__Information supplied__
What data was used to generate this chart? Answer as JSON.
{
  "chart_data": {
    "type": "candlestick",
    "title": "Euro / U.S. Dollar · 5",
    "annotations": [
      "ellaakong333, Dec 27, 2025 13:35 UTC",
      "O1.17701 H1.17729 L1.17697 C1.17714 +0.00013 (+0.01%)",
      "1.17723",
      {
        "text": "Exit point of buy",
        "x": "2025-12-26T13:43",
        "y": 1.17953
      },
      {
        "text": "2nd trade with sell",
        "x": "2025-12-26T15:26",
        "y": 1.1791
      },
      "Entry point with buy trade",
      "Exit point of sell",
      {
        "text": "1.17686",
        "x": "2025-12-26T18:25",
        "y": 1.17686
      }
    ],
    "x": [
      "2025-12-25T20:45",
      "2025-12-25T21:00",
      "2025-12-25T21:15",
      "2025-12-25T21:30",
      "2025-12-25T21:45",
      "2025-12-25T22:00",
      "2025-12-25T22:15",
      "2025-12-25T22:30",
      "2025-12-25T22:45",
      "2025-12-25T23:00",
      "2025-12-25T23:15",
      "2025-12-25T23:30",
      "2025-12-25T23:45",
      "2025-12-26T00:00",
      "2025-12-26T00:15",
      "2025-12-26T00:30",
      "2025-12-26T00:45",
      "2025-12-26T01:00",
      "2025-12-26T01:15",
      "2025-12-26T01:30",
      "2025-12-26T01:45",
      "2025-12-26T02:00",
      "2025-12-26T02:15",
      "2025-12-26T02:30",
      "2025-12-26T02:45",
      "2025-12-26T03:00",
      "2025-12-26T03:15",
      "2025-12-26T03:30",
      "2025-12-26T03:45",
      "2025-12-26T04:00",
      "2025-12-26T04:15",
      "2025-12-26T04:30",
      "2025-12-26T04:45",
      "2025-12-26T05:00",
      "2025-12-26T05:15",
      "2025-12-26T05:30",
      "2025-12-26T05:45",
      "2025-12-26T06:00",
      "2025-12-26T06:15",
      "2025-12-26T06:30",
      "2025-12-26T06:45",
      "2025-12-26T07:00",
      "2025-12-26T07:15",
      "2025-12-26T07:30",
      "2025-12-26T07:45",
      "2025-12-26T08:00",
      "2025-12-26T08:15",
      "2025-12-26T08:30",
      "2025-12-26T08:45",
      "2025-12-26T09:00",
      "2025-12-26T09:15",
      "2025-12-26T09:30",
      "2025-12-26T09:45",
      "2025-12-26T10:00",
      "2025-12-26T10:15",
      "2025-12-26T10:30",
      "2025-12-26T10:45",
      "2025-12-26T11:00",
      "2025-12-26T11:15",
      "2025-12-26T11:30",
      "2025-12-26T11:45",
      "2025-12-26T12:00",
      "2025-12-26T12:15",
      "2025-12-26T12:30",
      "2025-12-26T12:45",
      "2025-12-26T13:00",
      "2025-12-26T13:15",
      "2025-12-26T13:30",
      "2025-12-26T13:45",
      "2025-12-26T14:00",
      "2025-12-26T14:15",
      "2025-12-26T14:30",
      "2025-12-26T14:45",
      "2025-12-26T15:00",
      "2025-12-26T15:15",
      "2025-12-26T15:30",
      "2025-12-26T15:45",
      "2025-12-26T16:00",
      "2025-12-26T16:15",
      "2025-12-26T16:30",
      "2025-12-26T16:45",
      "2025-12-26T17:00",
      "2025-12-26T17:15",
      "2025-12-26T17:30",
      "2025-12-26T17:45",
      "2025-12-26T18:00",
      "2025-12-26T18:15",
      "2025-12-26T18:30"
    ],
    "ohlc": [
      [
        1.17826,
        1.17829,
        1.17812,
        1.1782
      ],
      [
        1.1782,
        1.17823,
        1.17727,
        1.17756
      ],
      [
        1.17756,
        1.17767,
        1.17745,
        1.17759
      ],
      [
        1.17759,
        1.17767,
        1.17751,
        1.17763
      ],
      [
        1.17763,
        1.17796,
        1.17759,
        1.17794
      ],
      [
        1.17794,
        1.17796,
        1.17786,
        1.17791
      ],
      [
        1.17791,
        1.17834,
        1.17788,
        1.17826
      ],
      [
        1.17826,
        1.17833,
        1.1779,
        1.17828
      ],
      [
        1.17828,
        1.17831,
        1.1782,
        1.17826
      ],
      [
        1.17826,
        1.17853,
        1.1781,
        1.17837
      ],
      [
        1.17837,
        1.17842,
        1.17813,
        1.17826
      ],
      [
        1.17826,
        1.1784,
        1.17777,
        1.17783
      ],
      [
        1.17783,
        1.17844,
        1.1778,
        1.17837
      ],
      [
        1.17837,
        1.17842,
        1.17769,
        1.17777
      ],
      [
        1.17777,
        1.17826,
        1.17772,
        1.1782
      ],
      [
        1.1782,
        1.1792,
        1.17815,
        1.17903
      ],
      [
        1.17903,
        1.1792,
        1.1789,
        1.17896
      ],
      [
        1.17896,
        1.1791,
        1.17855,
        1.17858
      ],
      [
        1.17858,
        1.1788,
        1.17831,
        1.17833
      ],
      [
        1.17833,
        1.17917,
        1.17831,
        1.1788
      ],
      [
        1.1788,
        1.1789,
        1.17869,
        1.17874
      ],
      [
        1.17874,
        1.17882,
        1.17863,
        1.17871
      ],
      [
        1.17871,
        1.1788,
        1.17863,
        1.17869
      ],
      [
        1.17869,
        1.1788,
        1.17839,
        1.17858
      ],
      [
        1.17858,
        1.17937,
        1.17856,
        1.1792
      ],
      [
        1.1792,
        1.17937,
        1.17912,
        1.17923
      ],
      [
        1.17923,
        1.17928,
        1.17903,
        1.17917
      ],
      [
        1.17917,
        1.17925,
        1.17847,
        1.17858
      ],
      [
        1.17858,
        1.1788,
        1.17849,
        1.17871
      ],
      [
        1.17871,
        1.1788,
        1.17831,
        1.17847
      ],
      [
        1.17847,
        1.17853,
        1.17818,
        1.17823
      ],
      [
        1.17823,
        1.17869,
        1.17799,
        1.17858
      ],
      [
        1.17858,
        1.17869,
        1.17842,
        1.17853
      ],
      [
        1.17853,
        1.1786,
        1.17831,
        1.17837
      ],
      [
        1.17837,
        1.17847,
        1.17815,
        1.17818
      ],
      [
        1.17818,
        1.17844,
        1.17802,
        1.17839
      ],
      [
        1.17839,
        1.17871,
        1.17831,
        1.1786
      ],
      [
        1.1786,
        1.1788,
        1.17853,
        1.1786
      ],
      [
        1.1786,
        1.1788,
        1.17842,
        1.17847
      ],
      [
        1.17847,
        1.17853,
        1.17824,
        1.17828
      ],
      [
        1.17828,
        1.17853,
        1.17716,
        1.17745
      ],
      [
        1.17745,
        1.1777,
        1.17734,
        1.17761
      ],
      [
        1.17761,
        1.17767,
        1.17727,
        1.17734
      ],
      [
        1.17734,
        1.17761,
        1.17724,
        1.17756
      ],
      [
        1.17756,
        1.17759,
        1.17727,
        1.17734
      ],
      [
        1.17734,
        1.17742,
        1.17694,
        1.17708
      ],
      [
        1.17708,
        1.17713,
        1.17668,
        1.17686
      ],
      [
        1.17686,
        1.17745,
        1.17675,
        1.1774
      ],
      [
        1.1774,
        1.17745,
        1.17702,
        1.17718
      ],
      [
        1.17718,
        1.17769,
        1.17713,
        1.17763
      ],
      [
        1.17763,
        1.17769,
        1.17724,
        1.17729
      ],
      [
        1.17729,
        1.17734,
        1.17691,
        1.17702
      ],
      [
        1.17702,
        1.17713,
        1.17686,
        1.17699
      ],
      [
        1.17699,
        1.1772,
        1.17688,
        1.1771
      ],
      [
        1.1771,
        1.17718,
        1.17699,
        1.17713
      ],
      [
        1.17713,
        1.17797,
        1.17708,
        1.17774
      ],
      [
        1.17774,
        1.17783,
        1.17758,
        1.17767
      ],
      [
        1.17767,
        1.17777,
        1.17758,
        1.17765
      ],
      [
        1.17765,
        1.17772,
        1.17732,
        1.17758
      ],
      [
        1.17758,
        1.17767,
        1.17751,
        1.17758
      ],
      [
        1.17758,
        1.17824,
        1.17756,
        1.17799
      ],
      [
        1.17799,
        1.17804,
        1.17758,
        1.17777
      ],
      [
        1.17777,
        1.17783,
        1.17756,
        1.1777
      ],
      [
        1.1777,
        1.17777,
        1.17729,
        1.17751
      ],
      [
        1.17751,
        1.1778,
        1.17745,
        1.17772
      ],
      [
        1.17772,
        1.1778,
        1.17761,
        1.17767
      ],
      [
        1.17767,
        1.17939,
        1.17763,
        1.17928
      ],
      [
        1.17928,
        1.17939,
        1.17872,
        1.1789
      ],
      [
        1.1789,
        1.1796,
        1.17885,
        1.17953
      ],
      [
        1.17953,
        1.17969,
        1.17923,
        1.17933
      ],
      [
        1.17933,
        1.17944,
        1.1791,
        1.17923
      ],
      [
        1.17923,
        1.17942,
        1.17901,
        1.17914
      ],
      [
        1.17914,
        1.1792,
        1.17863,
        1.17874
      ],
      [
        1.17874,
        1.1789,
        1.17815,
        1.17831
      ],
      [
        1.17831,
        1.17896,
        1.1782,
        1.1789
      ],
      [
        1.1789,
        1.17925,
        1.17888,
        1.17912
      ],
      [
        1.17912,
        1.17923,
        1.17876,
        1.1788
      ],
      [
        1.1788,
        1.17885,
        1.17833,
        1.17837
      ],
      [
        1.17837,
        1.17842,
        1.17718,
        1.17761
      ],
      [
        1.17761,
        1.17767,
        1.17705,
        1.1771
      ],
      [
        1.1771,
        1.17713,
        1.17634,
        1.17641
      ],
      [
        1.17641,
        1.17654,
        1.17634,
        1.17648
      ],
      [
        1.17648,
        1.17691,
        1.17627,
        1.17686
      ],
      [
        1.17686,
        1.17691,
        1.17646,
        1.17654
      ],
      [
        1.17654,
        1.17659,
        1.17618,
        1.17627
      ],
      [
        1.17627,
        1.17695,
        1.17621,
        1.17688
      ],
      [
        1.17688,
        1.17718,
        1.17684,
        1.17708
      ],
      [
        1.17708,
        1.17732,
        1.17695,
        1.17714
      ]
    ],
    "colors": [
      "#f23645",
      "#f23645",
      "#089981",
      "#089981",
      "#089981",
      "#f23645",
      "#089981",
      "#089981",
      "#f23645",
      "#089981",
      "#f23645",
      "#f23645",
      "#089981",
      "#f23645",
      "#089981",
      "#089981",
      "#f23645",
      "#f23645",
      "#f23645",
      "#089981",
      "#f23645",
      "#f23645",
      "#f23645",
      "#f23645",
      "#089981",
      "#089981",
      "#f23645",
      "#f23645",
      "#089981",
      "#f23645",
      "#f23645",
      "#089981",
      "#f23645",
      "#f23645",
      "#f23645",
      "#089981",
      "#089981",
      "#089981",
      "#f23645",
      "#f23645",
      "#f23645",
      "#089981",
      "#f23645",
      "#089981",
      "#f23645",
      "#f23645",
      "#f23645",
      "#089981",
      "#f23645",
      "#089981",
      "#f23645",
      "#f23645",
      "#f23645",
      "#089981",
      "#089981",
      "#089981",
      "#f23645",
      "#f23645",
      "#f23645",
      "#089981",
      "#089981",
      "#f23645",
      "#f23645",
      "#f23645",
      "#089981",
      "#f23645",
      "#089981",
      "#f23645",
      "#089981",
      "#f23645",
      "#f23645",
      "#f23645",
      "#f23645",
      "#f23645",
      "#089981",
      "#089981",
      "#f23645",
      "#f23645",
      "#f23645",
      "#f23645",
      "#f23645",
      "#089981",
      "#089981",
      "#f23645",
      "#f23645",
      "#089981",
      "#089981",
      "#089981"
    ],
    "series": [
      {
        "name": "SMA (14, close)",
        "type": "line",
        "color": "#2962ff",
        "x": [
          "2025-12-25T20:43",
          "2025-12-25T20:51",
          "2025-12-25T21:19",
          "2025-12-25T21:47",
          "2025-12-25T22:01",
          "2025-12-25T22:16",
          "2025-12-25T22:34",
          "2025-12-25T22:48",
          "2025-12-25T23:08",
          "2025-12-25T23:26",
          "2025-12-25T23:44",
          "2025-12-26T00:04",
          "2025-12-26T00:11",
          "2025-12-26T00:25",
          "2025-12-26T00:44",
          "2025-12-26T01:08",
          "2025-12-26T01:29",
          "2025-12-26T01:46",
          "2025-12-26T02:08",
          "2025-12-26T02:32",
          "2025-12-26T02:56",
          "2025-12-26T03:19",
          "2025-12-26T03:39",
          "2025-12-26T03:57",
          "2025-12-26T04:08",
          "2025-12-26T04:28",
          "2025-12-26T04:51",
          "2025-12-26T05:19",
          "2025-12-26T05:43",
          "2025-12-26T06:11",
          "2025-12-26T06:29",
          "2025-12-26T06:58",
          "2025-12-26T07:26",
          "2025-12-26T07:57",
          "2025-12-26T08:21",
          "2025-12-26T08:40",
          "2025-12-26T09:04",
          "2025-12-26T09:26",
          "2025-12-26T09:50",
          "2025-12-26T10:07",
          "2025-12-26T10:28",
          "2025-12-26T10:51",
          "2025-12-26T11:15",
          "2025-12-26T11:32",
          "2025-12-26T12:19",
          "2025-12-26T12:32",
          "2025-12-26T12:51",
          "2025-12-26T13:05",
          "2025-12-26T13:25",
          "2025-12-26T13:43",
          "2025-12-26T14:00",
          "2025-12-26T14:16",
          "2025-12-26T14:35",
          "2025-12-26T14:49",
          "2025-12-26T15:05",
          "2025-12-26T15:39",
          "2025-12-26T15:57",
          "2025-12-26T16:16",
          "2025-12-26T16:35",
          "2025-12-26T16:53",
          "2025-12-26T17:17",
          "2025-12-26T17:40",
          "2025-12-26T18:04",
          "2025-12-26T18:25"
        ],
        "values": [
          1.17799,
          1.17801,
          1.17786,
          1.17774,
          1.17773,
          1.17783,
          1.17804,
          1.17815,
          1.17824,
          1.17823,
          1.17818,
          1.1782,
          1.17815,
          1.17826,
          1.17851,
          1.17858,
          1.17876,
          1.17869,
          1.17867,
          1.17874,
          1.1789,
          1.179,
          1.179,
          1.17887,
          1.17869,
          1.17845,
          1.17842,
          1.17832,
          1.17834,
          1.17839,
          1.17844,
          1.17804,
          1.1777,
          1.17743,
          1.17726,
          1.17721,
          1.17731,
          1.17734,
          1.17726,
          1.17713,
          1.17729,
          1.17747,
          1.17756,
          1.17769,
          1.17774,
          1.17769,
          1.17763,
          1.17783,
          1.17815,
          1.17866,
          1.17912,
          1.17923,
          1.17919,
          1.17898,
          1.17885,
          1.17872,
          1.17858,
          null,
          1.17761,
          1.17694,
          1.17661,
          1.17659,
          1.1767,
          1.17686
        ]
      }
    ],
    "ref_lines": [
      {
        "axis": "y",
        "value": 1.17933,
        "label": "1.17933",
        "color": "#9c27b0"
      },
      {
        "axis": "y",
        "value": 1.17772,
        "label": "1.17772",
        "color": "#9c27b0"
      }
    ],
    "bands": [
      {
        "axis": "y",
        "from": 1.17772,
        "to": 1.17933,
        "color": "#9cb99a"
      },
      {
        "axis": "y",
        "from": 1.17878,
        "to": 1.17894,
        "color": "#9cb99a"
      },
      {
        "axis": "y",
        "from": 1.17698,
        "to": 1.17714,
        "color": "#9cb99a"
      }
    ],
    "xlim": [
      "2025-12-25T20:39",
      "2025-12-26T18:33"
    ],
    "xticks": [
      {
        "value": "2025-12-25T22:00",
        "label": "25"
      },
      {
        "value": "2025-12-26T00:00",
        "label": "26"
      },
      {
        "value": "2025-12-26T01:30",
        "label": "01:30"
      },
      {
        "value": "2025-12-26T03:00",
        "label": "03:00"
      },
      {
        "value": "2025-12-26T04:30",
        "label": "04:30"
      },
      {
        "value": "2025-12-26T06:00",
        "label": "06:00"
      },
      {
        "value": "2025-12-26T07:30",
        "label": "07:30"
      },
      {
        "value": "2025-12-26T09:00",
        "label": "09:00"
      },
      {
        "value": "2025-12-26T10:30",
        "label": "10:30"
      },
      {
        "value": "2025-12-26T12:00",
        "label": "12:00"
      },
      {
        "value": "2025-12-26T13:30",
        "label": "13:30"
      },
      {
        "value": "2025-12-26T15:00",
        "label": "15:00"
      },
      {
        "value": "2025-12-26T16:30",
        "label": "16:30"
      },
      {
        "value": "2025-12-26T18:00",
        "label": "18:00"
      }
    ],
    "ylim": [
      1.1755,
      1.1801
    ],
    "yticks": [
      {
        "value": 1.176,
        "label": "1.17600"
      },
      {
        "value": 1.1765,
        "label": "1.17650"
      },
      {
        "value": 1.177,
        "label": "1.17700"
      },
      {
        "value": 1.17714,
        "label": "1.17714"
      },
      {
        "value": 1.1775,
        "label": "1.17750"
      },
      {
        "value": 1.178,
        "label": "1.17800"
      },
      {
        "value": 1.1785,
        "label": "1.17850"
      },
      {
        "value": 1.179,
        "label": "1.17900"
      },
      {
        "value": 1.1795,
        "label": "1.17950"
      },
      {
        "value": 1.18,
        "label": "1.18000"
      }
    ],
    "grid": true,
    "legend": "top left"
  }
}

__Your objective__
In the entries above, find every line with the word "trade" and list it.

__Result of this exercise__
        "text": "2nd trade with sell",
      "Entry point with buy trade",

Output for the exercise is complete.